### MATERIAL PROVIDED
--
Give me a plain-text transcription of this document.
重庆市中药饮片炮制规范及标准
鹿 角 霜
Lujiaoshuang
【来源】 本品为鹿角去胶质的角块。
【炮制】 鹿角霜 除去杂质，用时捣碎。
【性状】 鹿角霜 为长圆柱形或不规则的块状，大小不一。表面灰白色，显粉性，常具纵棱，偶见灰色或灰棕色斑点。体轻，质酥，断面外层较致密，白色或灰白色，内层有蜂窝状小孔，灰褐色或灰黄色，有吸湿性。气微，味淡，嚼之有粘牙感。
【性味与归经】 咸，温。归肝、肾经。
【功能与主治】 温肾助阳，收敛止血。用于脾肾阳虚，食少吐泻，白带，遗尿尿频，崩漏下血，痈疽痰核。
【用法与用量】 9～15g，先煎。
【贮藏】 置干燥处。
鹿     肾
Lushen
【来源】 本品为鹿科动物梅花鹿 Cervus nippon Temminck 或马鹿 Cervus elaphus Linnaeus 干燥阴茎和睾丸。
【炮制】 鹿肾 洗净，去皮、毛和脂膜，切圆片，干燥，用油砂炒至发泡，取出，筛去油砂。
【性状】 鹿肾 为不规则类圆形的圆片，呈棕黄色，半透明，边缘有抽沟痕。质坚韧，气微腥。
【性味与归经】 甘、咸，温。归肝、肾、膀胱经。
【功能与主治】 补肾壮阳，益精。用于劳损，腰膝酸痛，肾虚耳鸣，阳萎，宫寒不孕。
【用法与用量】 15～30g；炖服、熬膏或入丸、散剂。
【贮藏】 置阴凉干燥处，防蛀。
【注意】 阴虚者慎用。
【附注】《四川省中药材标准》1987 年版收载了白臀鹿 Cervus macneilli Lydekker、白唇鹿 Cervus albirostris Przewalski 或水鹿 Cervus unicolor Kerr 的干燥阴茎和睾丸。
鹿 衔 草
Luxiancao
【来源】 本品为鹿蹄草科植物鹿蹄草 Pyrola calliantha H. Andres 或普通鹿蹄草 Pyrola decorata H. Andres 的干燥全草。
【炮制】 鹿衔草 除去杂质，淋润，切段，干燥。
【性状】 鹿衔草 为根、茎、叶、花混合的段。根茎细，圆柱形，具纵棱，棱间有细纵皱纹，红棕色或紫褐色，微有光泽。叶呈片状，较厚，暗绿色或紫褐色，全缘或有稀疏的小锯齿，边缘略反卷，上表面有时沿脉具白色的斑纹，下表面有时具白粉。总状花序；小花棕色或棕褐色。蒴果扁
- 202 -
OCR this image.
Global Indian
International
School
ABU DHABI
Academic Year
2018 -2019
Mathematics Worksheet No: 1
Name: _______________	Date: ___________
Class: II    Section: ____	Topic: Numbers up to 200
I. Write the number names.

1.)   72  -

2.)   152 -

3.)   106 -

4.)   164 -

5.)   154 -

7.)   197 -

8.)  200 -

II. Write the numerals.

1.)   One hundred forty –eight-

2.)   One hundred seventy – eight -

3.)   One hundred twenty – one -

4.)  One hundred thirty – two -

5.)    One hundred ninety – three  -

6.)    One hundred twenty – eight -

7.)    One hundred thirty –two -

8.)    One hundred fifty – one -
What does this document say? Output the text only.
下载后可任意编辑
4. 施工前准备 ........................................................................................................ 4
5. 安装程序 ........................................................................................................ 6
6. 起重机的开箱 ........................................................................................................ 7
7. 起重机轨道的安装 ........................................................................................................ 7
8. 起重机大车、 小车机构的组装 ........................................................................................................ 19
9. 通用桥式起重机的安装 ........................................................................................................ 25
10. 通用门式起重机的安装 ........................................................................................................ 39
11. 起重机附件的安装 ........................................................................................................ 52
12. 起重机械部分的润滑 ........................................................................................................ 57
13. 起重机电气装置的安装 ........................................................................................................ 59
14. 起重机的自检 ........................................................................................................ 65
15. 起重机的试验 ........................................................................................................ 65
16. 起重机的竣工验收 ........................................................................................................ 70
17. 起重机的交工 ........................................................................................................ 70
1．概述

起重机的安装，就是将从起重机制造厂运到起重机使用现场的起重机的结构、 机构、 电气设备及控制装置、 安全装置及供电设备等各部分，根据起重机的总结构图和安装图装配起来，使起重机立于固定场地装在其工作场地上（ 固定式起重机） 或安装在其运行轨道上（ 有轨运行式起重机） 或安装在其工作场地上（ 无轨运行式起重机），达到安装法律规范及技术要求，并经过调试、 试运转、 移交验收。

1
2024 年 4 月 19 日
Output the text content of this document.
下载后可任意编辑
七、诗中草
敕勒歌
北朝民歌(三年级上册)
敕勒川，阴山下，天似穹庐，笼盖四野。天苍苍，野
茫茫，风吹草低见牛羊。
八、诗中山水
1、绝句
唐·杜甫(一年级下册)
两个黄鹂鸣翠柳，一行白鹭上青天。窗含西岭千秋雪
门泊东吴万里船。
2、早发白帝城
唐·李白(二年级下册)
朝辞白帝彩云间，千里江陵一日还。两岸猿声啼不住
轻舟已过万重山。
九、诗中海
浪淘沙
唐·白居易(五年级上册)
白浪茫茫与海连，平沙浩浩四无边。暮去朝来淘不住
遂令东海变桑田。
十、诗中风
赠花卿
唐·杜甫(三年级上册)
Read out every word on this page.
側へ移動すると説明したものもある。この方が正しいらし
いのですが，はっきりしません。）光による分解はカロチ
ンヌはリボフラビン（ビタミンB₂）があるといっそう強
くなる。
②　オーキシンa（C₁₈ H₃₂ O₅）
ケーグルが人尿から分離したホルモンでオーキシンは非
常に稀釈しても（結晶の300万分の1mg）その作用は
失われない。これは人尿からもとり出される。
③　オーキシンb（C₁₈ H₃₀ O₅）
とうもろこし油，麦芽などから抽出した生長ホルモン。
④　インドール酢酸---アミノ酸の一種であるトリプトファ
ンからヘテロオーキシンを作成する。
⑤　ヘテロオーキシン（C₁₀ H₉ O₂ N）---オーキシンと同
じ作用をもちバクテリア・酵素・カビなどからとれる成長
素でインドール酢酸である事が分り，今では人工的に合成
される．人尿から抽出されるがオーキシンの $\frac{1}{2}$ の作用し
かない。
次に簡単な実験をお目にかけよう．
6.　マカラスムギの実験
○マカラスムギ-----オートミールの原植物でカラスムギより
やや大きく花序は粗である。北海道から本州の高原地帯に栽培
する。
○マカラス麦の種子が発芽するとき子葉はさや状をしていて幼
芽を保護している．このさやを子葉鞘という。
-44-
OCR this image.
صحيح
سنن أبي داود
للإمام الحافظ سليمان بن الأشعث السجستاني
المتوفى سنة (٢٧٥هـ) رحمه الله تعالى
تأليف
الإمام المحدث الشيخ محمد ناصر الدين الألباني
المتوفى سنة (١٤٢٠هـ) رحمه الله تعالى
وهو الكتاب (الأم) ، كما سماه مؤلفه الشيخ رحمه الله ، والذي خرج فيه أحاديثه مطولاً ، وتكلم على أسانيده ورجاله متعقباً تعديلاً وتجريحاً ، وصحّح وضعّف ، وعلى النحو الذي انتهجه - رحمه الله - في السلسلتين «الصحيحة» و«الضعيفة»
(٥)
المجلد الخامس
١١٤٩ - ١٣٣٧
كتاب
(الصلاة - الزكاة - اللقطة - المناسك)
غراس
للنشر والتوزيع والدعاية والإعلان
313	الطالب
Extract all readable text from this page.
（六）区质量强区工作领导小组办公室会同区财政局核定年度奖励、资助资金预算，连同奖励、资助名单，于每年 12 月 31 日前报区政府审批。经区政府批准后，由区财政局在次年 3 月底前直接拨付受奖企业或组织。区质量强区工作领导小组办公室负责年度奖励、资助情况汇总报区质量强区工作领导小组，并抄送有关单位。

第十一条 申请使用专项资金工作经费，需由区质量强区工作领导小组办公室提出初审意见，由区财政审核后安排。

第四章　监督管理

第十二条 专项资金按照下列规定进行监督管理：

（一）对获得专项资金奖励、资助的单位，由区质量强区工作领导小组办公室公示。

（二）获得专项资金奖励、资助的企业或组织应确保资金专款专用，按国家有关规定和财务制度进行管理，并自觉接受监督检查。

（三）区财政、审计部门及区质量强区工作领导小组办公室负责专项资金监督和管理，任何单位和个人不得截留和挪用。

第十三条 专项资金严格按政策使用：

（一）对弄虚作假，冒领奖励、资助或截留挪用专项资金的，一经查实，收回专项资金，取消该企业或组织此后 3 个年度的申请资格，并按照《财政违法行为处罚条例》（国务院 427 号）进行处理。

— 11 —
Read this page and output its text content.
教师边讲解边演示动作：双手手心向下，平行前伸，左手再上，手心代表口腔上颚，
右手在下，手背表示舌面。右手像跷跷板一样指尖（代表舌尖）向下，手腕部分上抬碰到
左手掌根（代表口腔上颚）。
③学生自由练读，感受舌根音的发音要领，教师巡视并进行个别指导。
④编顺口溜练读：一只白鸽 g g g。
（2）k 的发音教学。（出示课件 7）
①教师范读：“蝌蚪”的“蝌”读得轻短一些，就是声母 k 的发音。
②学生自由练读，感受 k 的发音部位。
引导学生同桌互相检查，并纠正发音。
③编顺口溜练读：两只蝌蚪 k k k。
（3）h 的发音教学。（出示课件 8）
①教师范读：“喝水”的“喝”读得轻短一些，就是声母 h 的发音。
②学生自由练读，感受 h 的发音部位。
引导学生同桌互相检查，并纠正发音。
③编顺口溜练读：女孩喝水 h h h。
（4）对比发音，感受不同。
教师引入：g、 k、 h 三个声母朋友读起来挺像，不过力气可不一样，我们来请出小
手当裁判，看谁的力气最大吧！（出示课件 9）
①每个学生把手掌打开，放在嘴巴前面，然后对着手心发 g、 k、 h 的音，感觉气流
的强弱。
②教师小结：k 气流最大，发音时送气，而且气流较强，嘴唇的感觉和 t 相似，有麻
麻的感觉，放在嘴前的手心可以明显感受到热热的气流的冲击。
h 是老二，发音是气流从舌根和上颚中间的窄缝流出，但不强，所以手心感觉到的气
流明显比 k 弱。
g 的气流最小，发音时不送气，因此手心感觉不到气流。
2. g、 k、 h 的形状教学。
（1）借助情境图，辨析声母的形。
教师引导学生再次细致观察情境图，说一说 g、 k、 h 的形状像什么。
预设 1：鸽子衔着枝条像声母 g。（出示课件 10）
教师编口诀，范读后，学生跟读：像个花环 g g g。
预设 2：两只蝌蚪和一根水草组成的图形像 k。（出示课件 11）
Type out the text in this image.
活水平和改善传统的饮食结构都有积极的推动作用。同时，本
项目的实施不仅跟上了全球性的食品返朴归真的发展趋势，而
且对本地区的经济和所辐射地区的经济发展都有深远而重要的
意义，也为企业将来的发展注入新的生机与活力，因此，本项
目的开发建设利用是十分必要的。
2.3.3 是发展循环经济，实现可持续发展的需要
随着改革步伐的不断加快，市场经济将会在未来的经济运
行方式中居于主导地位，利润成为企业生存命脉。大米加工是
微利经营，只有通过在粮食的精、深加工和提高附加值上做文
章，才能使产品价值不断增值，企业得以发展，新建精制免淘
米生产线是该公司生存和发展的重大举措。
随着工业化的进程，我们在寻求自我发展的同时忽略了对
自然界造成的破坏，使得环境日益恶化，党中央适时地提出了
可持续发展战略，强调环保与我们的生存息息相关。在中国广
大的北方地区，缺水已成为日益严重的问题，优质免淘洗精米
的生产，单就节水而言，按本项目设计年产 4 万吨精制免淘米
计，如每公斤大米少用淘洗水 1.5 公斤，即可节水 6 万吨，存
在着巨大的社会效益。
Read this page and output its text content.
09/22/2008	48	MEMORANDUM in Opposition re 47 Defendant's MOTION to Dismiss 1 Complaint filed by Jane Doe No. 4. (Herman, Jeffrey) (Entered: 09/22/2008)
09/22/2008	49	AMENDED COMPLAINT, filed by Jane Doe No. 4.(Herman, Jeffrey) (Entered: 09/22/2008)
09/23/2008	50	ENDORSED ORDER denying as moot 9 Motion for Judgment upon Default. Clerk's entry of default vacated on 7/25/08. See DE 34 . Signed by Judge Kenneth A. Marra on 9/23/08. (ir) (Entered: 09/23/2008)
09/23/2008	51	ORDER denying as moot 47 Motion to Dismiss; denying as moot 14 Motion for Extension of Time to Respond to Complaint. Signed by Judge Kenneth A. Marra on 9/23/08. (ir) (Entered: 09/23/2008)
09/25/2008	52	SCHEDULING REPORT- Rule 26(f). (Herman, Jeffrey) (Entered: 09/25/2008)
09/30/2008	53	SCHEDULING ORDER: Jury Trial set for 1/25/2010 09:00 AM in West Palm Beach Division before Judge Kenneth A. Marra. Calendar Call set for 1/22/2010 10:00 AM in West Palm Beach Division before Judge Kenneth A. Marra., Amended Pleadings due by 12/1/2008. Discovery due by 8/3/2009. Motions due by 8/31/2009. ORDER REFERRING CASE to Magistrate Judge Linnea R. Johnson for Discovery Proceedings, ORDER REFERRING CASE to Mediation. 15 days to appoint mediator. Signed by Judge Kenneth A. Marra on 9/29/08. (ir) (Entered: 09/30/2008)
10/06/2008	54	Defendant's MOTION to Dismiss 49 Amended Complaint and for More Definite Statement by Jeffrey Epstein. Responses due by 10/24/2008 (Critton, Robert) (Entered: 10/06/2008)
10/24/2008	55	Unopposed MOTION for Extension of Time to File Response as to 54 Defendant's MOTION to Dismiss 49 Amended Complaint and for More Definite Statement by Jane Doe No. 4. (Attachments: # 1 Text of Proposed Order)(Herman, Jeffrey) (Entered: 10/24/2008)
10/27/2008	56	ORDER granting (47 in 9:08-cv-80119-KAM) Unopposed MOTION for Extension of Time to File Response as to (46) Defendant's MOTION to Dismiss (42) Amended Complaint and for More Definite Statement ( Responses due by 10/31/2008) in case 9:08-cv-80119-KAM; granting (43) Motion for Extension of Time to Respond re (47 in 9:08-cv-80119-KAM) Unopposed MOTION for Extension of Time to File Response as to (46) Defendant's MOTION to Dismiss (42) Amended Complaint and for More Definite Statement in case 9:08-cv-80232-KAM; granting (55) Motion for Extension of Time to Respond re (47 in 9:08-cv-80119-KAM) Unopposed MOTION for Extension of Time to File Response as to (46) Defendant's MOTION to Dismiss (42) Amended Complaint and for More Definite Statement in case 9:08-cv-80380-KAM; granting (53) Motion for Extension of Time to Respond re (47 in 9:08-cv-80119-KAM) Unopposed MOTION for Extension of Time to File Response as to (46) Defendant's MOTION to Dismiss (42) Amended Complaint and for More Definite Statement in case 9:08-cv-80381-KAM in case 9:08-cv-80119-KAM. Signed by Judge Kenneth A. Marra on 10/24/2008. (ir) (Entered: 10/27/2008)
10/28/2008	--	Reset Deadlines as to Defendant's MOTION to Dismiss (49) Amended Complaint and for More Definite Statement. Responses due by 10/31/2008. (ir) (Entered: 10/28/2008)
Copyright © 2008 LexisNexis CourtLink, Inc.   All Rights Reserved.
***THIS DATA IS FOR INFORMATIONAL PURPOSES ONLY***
--
### REQUIRED WORK
Look through the entries above for the word "Definite". Copy every line where it shows up.

### WRITTEN ANSWER
10/06/2008	54	Defendant's MOTION to Dismiss 49 Amended Complaint and for More Definite Statement by Jeffrey Epstein. Responses due by 10/24/2008 (Critton, Robert) (Entered: 10/06/2008)
10/24/2008	55	Unopposed MOTION for Extension of Time to File Response as to 54 Defendant's MOTION to Dismiss 49 Amended Complaint and for More Definite Statement by Jane Doe No. 4. (Attachments: # 1 Text of Proposed Order)(Herman, Jeffrey) (Entered: 10/24/2008)
10/27/2008	56	ORDER granting (47 in 9:08-cv-80119-KAM) Unopposed MOTION for Extension of Time to File Response as to (46) Defendant's MOTION to Dismiss (42) Amended Complaint and for More Definite Statement ( Responses due by 10/31/2008) in case 9:08-cv-80119-KAM; granting (43) Motion for Extension of Time to Respond re (47 in 9:08-cv-80119-KAM) Unopposed MOTION for Extension of Time to File Response as to (46) Defendant's MOTION to Dismiss (42) Amended Complaint and for More Definite Statement in case 9:08-cv-80232-KAM; granting (55) Motion for Extension of Time to Respond re (47 in 9:08-cv-80119-KAM) Unopposed MOTION for Extension of Time to File Response as to (46) Defendant's MOTION to Dismiss (42) Amended Complaint and for More Definite Statement in case 9:08-cv-80380-KAM; granting (53) Motion for Extension of Time to Respond re (47 in 9:08-cv-80119-KAM) Unopposed MOTION for Extension of Time to File Response as to (46) Defendant's MOTION to Dismiss (42) Amended Complaint and for More Definite Statement in case 9:08-cv-80381-KAM in case 9:08-cv-80119-KAM. Signed by Judge Kenneth A. Marra on 10/24/2008. (ir) (Entered: 10/27/2008)
10/28/2008	--	Reset Deadlines as to Defendant's MOTION to Dismiss (49) Amended Complaint and for More Definite Statement. Responses due by 10/31/2008. (ir) (Entered: 10/28/2008)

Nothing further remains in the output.